Raw records:
---*---
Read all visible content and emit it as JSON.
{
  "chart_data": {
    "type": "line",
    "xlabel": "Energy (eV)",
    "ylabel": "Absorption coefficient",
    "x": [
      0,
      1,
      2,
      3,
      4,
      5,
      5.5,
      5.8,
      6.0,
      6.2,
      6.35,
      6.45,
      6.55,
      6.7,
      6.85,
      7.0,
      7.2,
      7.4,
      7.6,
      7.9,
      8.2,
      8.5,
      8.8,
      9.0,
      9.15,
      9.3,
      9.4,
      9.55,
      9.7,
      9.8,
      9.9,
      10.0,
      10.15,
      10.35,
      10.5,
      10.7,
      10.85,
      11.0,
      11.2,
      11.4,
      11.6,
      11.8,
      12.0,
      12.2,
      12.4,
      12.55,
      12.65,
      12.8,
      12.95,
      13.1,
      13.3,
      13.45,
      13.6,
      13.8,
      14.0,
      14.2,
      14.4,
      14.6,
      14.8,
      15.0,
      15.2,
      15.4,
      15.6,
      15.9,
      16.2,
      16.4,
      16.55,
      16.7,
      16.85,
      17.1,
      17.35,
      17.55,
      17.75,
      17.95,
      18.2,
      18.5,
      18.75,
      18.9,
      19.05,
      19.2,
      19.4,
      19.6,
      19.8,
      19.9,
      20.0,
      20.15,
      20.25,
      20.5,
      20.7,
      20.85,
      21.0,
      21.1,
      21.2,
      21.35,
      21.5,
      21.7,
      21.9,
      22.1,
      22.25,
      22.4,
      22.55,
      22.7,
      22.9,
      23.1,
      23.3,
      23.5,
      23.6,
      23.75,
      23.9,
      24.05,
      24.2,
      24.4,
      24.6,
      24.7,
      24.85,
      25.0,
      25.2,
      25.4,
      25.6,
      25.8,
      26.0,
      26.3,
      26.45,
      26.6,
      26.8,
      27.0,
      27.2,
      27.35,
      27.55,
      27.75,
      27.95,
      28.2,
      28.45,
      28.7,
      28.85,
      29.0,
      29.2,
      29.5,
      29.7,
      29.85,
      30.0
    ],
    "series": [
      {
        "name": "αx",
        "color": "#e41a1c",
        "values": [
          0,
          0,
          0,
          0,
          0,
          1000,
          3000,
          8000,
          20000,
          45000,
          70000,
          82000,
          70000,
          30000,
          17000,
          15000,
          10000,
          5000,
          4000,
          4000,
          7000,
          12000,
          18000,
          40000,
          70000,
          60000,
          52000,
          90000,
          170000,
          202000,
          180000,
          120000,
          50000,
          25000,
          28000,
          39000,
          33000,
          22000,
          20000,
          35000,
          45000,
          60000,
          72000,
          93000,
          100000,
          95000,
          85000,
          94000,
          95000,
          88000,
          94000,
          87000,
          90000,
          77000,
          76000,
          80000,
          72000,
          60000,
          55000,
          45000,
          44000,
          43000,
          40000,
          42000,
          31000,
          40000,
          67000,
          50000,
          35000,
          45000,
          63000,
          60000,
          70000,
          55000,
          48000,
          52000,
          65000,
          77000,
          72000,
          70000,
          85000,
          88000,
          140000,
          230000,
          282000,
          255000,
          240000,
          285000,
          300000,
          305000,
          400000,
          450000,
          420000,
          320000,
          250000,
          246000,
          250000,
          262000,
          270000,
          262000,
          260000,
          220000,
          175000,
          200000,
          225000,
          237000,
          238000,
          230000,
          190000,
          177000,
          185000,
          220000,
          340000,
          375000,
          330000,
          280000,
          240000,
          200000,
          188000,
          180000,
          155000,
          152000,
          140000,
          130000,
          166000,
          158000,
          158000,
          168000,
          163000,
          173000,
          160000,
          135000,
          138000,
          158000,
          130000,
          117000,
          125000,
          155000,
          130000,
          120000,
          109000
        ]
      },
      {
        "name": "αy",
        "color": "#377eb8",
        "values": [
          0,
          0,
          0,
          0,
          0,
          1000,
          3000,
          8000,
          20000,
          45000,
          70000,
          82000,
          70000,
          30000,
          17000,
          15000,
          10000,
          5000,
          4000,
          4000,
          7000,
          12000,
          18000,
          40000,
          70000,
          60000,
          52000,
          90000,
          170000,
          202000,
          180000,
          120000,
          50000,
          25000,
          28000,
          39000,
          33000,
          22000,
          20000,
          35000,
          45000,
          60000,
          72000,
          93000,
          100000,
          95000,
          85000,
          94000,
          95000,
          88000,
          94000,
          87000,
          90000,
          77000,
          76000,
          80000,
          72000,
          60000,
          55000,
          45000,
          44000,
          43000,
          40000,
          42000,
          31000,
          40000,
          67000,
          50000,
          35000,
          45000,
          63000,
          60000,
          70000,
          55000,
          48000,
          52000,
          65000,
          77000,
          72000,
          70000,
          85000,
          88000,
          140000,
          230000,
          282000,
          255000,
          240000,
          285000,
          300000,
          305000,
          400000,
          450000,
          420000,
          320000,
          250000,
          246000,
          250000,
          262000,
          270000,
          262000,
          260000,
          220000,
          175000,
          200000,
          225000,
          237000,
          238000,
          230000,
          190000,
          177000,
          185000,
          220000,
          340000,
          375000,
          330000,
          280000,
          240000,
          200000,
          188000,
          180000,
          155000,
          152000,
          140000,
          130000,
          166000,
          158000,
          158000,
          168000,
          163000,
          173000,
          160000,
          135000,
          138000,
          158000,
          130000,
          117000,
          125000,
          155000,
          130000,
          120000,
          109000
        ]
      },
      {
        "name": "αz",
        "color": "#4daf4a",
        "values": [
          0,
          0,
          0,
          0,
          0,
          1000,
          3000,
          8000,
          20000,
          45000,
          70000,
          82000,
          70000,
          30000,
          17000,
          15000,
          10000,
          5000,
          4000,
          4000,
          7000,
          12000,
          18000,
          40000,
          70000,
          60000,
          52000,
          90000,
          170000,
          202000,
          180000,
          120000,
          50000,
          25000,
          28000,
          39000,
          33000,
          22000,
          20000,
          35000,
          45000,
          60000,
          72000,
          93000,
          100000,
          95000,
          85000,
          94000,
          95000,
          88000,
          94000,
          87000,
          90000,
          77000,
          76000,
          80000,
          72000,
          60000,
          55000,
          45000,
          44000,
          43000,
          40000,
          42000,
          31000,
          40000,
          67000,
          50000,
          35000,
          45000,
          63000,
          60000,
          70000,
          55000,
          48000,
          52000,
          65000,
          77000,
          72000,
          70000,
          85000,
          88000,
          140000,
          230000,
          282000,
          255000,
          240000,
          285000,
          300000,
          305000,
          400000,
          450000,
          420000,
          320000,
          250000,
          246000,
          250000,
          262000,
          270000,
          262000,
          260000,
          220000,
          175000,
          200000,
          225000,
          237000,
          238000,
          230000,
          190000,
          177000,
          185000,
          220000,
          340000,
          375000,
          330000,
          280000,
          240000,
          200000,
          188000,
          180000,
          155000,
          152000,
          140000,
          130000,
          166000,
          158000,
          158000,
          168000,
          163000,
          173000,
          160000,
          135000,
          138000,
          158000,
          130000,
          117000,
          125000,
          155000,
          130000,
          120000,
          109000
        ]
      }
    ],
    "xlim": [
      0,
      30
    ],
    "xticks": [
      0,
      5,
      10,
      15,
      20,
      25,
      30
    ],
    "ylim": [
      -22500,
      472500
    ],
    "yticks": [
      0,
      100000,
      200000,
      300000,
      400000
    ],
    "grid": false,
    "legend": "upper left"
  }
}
---*---
YOUR TASK — Each line above that includes "color" should be shown.

CORRECT RESPONSE —
        "color": "#e41a1c",
        "color": "#377eb8",
        "color": "#4daf4a",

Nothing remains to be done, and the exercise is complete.